Locate and copy all lines bearing the word "δάκρυα".

### Information given

- - -

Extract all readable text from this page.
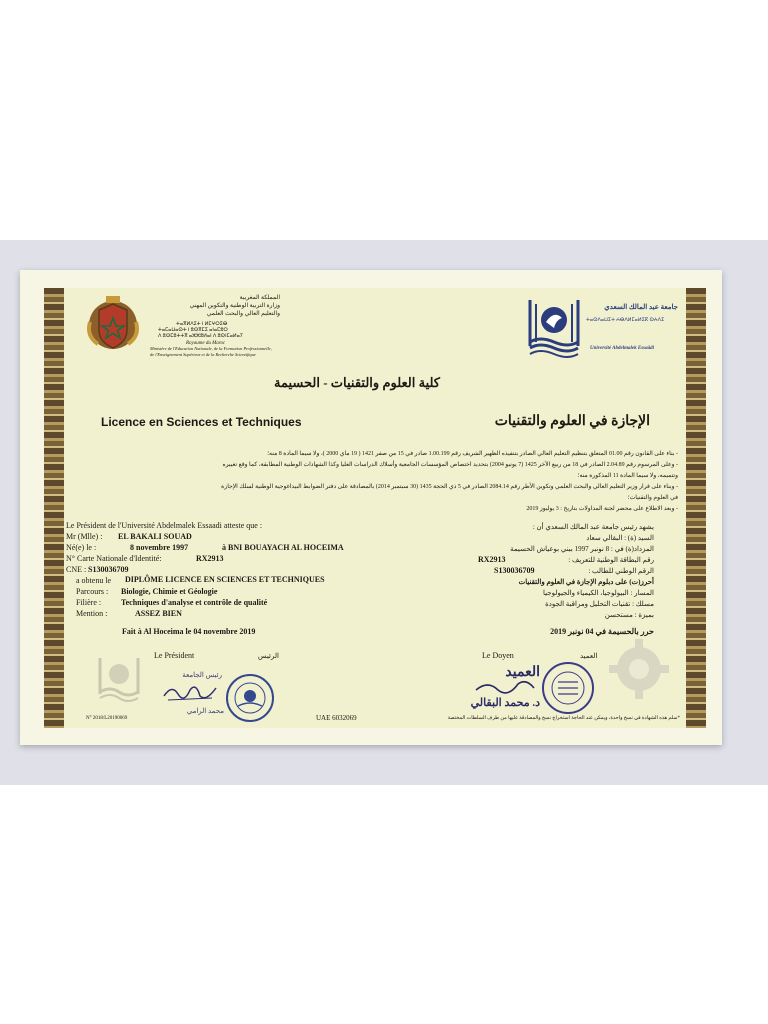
المملكة المغربية
وزارة التربية الوطنية والتكوين المهني
والتعليم العالي والبحث العلمي
ⵜⴰⴳⵍⴷⵉⵜ ⵏ ⵍⵎⵖⵔⵉⴱ
ⵜⴰⵎⴰⵡⴰⵙⵜ ⵏ ⵓⵙⴳⵎⵉ ⴰⵏⴰⵎⵓⵔ
ⴷ ⵓⵙⵎⵓⵜⵜⴳ ⴰⵣⵣⵓⵍⴰⵏ ⴷ ⵓⵙⵏⵎⴰⵍⴰⵢ
Royaume du Maroc
Ministère de l'Education Nationale, de la Formation Professionnelle,
de l'Enseignement Supérieur et de la Recherche Scientifique
جامعة عبد المالك السعدي
ⵜⴰⵙⴷⴰⵡⵉⵜ ⵄⴱⴷⵍⵎⴰⵍⵉⴽ ⵙⵄⴷⵉ
Université Abdelmalek Essaâdi
كلية العلوم والتقنيات - الحسيمة
Licence en Sciences et Techniques	الإجازة في العلوم والتقنيات
- بناء على القانون رقم 01.00 المتعلق بتنظيم التعليم العالي الصادر بتنفيذه الظهير الشريف رقم 1.00.199 صادر في 15 من صفر 1421 ( 19 ماي 2000 )، ولا سيما المادة 8 منه؛
- وعلى المرسوم رقم 2.04.89 الصادر في 18 من ربيع الآخر 1425 (7 يونيو 2004) بتحديد اختصاص المؤسسات الجامعية وأسلاك الدراسات العليا وكذا الشهادات الوطنية المطابقة، كما وقع تغييره
وتتميمه، ولا سيما المادة 11 المذكورة منه؛
- وبناء على قرار وزير التعليم العالي والبحث العلمي وتكوين الأطر رقم 2084.14 الصادر في 5 ذي الحجة 1435 (30 سبتمبر 2014) بالمصادقة على دفتر الضوابط البيداغوجية الوطنية لسلك الإجازة
في العلوم والتقنيات؛
- وبعد الاطلاع على محضر لجنة المداولات بتاريخ : 3 يوليوز 2019
Le Président de l'Université Abdelmalek Essaadi atteste que :
Mr (Mlle) : EL BAKALI SOUAD
Né(e) le :	8 novembre 1997	à BNI BOUAYACH AL HOCEIMA
N° Carte Nationale d'Identité:	RX2913
CNE : S130036709
a obtenu le DIPLÔME LICENCE EN SCIENCES ET TECHNIQUES
Parcours : Biologie, Chimie et Géologie
Filière : Techniques d'analyse et contrôle de qualité
Mention :	ASSEZ BIEN
Fait à Al Hoceima le 04 novembre 2019
يشهد رئيس جامعة عبد المالك السعدي أن :
السيد (ة) : البقالي سعاد
المزداد(ة) في : 8 نونبر 1997 ببني بوعياش الحسيمة
رقم البطاقة الوطنية للتعريف :
RX2913
الرقم الوطني للطالب :
S130036709
أحرز(ت) على دبلوم الإجازة في العلوم والتقنيات
المسار : البيولوجيا، الكيمياء والجيولوجيا
مسلك : تقنيات التحليل ومراقبة الجودة
بميزة : مستحسن
حرر بالحسيمة في 04 نونبر 2019
Le Président	الرئيس	Le Doyen	العميد
رئيس الجامعة
محمد الرامي
العميد
د. محمد البقالي
N° 2018/L20190069	UAE 6032069	*سلم هذه الشهادة في نسخ واحدة، ويمكن عند الحاجة استخراج نسخ والمصادقة عليها من طرف السلطات المختصة
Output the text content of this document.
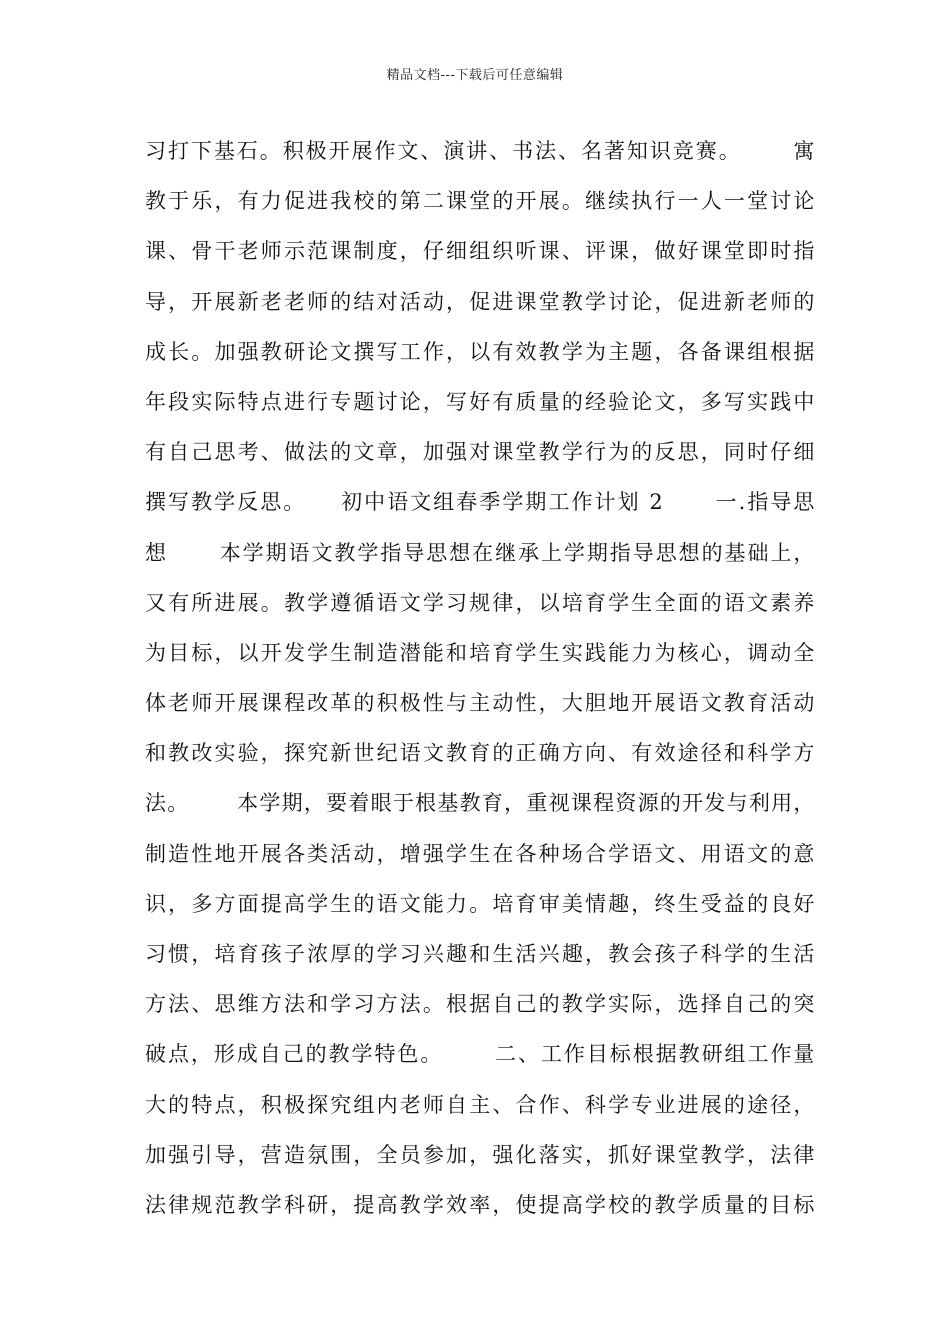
精品文档---下载后可任意编辑
习打下基石。积极开展作文、演讲、书法、名著知识竞赛。      寓
教于乐，有力促进我校的第二课堂的开展。继续执行一人一堂讨论
课、骨干老师示范课制度，仔细组织听课、评课，做好课堂即时指
导，开展新老老师的结对活动，促进课堂教学讨论，促进新老师的
成长。加强教研论文撰写工作，以有效教学为主题，各备课组根据
年段实际特点进行专题讨论，写好有质量的经验论文，多写实践中
有自己思考、做法的文章，加强对课堂教学行为的反思，同时仔细
撰写教学反思。    初中语文组春季学期工作计划 2      一.指导思
想      本学期语文教学指导思想在继承上学期指导思想的基础上，
又有所进展。教学遵循语文学习规律，以培育学生全面的语文素养
为目标，以开发学生制造潜能和培育学生实践能力为核心，调动全
体老师开展课程改革的积极性与主动性，大胆地开展语文教育活动
和教改实验，探究新世纪语文教育的正确方向、有效途径和科学方
法。      本学期，要着眼于根基教育，重视课程资源的开发与利用，
制造性地开展各类活动，增强学生在各种场合学语文、用语文的意
识，多方面提高学生的语文能力。培育审美情趣，终生受益的良好
习惯，培育孩子浓厚的学习兴趣和生活兴趣，教会孩子科学的生活
方法、思维方法和学习方法。根据自己的教学实际，选择自己的突
破点，形成自己的教学特色。      二、工作目标根据教研组工作量
大的特点，积极探究组内老师自主、合作、科学专业进展的途径，
加强引导，营造氛围，全员参加，强化落实，抓好课堂教学，法律
法律规范教学科研，提高教学效率，使提高学校的教学质量的目标
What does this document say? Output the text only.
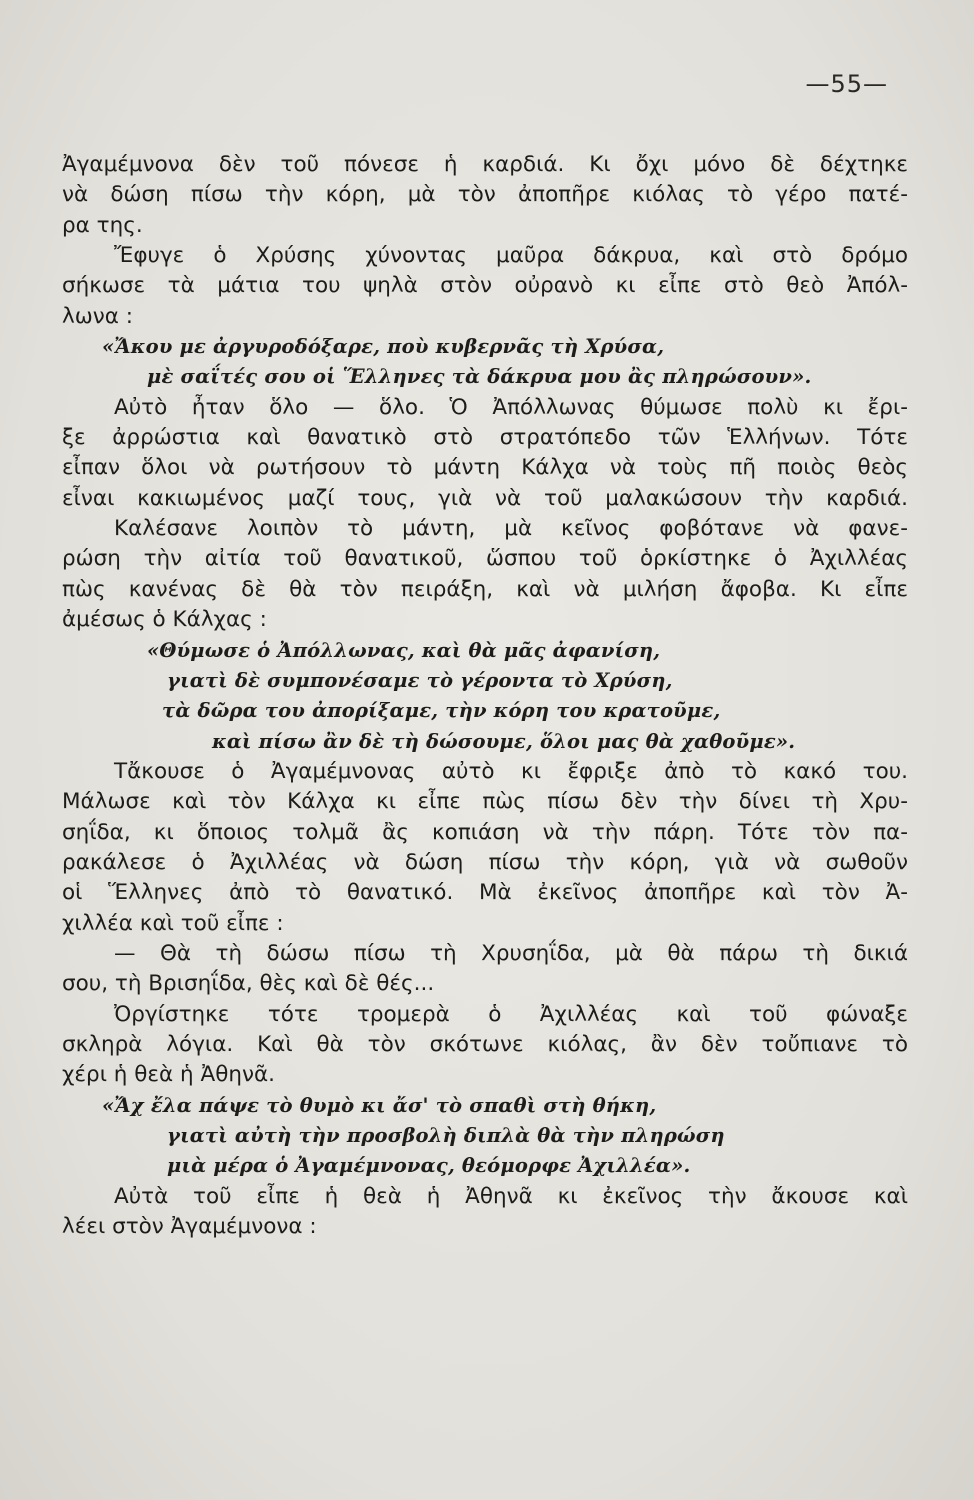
—55—
Ἀγαμέμνονα δὲν τοῦ πόνεσε ἡ καρδιά. Κι ὄχι μόνο δὲ δέχτηκε
νὰ δώση πίσω τὴν κόρη, μὰ τὸν ἀποπῆρε κιόλας τὸ γέρο πατέ-
ρα της.
Ἔφυγε ὁ Χρύσης χύνοντας μαῦρα δάκρυα, καὶ στὸ δρόμο
σήκωσε τὰ μάτια του ψηλὰ στὸν οὐρανὸ κι εἶπε στὸ θεὸ Ἀπόλ-
λωνα :
«Ἄκου με ἀργυρoδόξαρε, ποὺ κυβερνᾶς τὴ Χρύσα,
μὲ σαΐτές σου οἱ Ἕλληνες τὰ δάκρυα μου ἂς πληρώσουν».
Αὐτὸ ἦταν ὅλο — ὅλο. Ὁ Ἀπόλλωνας θύμωσε πολὺ κι ἔρι-
ξε ἀρρώστια καὶ θανατικὸ στὸ στρατόπεδο τῶν Ἑλλήνων. Τότε
εἶπαν ὅλοι νὰ ρωτήσουν τὸ μάντη Κάλχα νὰ τοὺς πῆ ποιὸς θεὸς
εἶναι κακιωμένος μαζί τους, γιὰ νὰ τοῦ μαλακώσουν τὴν καρδιά.
Καλέσανε λοιπὸν τὸ μάντη, μὰ κεῖνος φοβότανε νὰ φανε-
ρώση τὴν αἰτία τοῦ θανατικοῦ, ὥσπου τοῦ ὁρκίστηκε ὁ Ἀχιλλέας
πὼς κανένας δὲ θὰ τὸν πειράξη, καὶ νὰ μιλήση ἄφοβα. Κι εἶπε
ἀμέσως ὁ Κάλχας :
«Θύμωσε ὁ Ἀπόλλωνας, καὶ θὰ μᾶς ἀφανίση,
γιατὶ δὲ συμπονέσαμε τὸ γέροντα τὸ Χρύση,
τὰ δῶρα του ἀπορίξαμε, τὴν κόρη του κρατοῦμε,
καὶ πίσω ἂν δὲ τὴ δώσουμε, ὅλοι μας θὰ χαθοῦμε».
Τἄκουσε ὁ Ἀγαμέμνονας αὐτὸ κι ἔφριξε ἀπὸ τὸ κακό του.
Μάλωσε καὶ τὸν Κάλχα κι εἶπε πὼς πίσω δὲν τὴν δίνει τὴ Χρυ-
σηΐδα, κι ὅποιος τολμᾶ ἂς κοπιάση νὰ τὴν πάρη. Τότε τὸν πα-
ρακάλεσε ὁ Ἀχιλλέας νὰ δώση πίσω τὴν κόρη, γιὰ νὰ σωθοῦν
οἱ Ἕλληνες ἀπὸ τὸ θανατικό. Μὰ ἐκεῖνος ἀποπῆρε καὶ τὸν Ἀ-
χιλλέα καὶ τοῦ εἶπε :
— Θὰ τὴ δώσω πίσω τὴ Χρυσηΐδα, μὰ θὰ πάρω τὴ δικιά
σου, τὴ Βρισηΐδα, θὲς καὶ δὲ θές...
Ὀργίστηκε τότε τρομερὰ ὁ Ἀχιλλέας καὶ τοῦ φώναξε
σκληρὰ λόγια. Καὶ θὰ τὸν σκότωνε κιόλας, ἂν δὲν τοὔπιανε τὸ
χέρι ἡ θεὰ ἡ Ἀθηνᾶ.
«Ἄχ ἔλα πάψε τὸ θυμὸ κι ἄσ' τὸ σπαθὶ στὴ θήκη,
γιατὶ αὐτὴ τὴν προσβολὴ διπλὰ θὰ τὴν πληρώση
μιὰ μέρα ὁ Ἀγαμέμνονας, θεόμορφε Ἀχιλλέα».
Αὐτὰ τοῦ εἶπε ἡ θεὰ ἡ Ἀθηνᾶ κι ἐκεῖνος τὴν ἄκουσε καὶ
λέει στὸν Ἀγαμέμνονα :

- - -

### Expected answer
Ἔφυγε ὁ Χρύσης χύνοντας μαῦρα δάκρυα, καὶ στὸ δρόμο
μὲ σαΐτές σου οἱ Ἕλληνες τὰ δάκρυα μου ἂς πληρώσουν».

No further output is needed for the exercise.